What to do. What is the number of lines in the entries that include the word "ЛІТЕРАТУРИ"? Respond with the number only.

[Dataset items]
----------
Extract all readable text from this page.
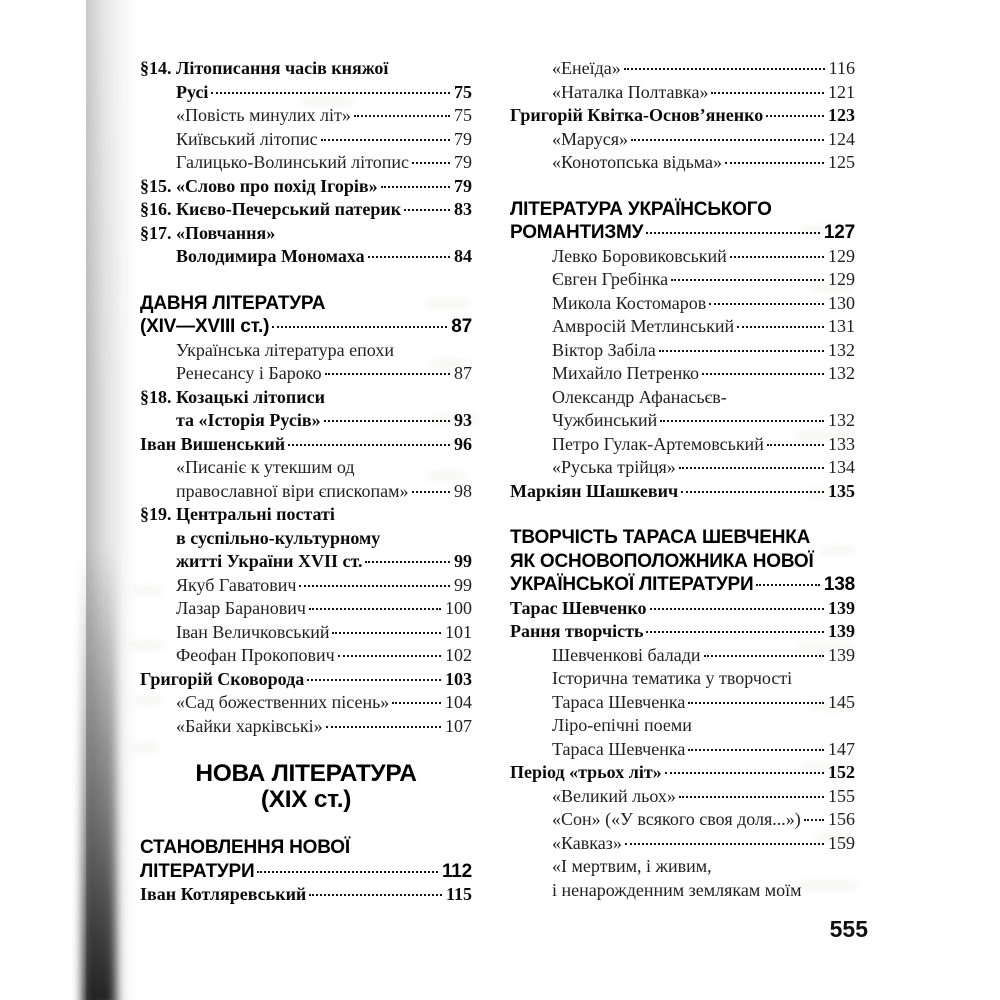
§14. Літописання часів княжої
Русі	75
«Повість минулих літ»	75
Київський літопис	79
Галицько-Волинський літопис	79
§15. «Слово про похід Ігорів»	79
§16. Києво-Печерський патерик	83
§17. «Повчання»
Володимира Мономаха	84
ДАВНЯ ЛІТЕРАТУРА
(XIV—XVIII ст.)	87
Українська література епохи
Ренесансу і Бароко	87
§18. Козацькі літописи
та «Історія Русів»	93
Іван Вишенський	96
«Писаніє к утекшим од
православної віри єпископам»	98
§19. Центральні постаті
в суспільно-культурному
житті України XVII ст.	99
Якуб Гаватович	99
Лазар Баранович	100
Іван Величковський	101
Феофан Прокопович	102
Григорій Сковорода	103
«Сад божественних пісень»	104
«Байки харківські»	107
НОВА ЛІТЕРАТУРА
(XIX ст.)
СТАНОВЛЕННЯ НОВОЇ
ЛІТЕРАТУРИ	112
Іван Котляревський	115
«Енеїда»	116
«Наталка Полтавка»	121
Григорій Квітка-Основ’яненко	123
«Маруся»	124
«Конотопська відьма»	125
ЛІТЕРАТУРА УКРАЇНСЬКОГО
РОМАНТИЗМУ	127
Левко Боровиковський	129
Євген Гребінка	129
Микола Костомаров	130
Амвросій Метлинський	131
Віктор Забіла	132
Михайло Петренко	132
Олександр Афанасьєв-
Чужбинський	132
Петро Гулак-Артемовський	133
«Руська трійця»	134
Маркіян Шашкевич	135
ТВОРЧІСТЬ ТАРАСА ШЕВЧЕНКА
ЯК ОСНОВОПОЛОЖНИКА НОВОЇ
УКРАЇНСЬКОЇ ЛІТЕРАТУРИ	138
Тарас Шевченко	139
Рання творчість	139
Шевченкові балади	139
Історична тематика у творчості
Тараса Шевченка	145
Ліро-епічні поеми
Тараса Шевченка	147
Період «трьох літ»	152
«Великий льох»	155
«Сон» («У всякого своя доля...») 156
«Кавказ»	159
«І мертвим, і живим,
і ненарожденним землякам моїм
555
----------
Solution for this task. 2